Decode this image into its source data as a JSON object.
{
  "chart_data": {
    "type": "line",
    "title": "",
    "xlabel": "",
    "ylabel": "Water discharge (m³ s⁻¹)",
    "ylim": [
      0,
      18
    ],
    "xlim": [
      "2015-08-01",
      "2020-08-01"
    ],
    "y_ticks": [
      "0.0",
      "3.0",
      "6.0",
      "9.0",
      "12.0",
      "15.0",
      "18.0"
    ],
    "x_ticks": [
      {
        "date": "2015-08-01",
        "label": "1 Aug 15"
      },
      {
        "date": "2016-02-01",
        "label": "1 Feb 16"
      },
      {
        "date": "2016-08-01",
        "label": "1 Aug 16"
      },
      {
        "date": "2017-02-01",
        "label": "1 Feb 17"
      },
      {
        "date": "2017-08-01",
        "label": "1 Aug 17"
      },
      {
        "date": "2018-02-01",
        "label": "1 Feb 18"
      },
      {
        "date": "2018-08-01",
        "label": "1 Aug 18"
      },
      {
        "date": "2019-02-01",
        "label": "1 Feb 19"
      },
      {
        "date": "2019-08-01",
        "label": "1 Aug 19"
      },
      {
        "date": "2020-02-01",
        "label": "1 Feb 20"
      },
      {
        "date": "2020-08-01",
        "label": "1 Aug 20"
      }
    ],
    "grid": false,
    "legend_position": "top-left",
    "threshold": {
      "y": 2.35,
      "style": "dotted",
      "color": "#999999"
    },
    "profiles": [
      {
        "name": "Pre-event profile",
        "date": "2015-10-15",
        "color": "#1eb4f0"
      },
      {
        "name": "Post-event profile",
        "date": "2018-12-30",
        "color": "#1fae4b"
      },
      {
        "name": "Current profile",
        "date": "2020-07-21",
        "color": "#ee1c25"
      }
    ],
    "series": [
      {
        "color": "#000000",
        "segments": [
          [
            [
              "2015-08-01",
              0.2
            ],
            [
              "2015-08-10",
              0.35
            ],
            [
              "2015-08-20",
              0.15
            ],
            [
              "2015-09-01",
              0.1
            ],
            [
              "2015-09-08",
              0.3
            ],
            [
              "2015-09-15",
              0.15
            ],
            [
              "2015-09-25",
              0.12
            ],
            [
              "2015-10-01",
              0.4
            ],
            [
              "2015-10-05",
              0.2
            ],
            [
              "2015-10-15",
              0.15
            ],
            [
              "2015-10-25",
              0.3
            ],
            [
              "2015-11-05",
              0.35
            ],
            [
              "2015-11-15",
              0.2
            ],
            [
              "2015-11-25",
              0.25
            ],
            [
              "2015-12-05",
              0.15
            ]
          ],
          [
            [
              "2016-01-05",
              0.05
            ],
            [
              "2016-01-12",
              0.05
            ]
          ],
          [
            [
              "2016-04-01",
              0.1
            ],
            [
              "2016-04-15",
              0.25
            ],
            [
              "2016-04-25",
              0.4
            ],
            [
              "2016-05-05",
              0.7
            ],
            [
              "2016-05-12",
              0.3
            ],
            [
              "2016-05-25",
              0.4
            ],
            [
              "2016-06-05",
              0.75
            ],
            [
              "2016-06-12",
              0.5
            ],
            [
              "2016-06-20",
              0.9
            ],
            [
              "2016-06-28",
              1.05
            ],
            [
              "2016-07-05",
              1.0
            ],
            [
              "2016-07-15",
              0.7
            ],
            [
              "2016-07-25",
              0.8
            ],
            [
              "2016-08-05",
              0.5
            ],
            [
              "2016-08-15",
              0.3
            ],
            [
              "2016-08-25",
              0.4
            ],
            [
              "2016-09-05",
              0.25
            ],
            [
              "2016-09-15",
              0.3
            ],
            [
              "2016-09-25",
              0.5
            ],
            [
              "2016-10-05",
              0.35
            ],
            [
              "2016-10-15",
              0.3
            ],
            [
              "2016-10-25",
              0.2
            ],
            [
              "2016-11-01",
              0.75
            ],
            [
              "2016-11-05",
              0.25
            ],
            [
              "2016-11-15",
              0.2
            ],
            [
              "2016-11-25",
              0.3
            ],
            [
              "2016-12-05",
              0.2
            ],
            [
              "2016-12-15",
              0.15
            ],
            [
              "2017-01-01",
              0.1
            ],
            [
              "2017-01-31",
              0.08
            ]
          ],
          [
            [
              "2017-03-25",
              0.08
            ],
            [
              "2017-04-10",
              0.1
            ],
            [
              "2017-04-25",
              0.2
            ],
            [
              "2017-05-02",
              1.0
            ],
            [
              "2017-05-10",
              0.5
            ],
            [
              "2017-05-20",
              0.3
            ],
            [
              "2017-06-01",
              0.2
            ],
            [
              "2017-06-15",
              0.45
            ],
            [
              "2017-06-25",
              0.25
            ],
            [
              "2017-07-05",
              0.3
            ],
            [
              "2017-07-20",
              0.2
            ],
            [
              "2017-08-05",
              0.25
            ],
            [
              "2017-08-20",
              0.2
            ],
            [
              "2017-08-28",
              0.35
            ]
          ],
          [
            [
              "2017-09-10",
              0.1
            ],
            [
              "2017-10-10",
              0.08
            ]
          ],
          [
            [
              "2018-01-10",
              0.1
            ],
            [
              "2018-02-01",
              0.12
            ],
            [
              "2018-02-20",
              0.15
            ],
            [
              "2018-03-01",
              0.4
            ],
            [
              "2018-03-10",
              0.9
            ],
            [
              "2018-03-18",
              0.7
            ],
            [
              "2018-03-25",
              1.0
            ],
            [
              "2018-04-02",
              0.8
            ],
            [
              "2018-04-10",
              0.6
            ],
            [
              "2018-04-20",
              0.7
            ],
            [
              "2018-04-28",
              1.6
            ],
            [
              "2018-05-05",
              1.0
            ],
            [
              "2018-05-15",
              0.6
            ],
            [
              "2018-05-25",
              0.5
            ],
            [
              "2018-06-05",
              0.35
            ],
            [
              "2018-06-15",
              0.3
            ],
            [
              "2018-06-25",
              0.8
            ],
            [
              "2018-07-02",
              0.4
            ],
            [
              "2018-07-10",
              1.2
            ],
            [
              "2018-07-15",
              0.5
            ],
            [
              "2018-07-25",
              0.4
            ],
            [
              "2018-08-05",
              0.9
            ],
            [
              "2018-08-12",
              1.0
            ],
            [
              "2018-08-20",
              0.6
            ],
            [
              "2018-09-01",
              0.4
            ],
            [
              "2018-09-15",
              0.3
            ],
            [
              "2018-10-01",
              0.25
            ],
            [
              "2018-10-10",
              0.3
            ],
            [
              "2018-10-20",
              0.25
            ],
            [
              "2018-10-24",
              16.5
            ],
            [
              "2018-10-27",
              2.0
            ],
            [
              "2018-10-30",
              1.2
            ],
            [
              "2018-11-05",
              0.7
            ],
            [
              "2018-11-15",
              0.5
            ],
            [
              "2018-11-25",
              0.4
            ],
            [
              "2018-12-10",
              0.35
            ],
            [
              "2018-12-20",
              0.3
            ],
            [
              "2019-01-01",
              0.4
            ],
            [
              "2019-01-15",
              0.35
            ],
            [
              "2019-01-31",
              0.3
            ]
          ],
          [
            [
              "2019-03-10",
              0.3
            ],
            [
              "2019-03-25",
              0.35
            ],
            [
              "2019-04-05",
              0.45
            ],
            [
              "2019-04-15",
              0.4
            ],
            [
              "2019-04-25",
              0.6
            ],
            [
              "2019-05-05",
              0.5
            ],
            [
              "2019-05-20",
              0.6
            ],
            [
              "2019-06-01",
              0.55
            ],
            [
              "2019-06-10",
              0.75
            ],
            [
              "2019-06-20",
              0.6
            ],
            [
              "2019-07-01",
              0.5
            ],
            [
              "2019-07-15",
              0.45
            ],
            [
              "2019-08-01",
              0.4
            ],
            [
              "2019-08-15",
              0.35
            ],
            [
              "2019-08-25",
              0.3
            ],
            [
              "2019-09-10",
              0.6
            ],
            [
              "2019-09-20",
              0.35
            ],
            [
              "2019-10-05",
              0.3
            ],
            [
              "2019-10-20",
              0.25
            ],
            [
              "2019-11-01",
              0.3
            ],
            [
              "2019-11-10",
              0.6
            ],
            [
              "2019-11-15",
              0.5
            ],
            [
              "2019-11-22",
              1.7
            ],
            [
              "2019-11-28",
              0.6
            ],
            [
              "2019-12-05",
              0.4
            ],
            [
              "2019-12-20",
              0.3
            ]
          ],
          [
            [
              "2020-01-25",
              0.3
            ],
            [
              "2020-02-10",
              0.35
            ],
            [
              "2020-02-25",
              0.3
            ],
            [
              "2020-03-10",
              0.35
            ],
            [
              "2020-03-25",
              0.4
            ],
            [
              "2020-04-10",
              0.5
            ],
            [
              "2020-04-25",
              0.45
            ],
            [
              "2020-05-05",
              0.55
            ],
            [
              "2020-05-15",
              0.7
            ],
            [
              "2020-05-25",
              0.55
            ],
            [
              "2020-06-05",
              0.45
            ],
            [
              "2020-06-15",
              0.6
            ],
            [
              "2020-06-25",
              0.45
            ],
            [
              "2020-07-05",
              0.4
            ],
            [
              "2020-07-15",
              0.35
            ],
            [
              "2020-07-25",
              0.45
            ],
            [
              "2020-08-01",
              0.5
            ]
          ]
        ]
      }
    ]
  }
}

■ Aim ■
Each line holding "event" must be found and copied.

■ Task output ■
        "name": "Pre-event profile",
        "name": "Post-event profile",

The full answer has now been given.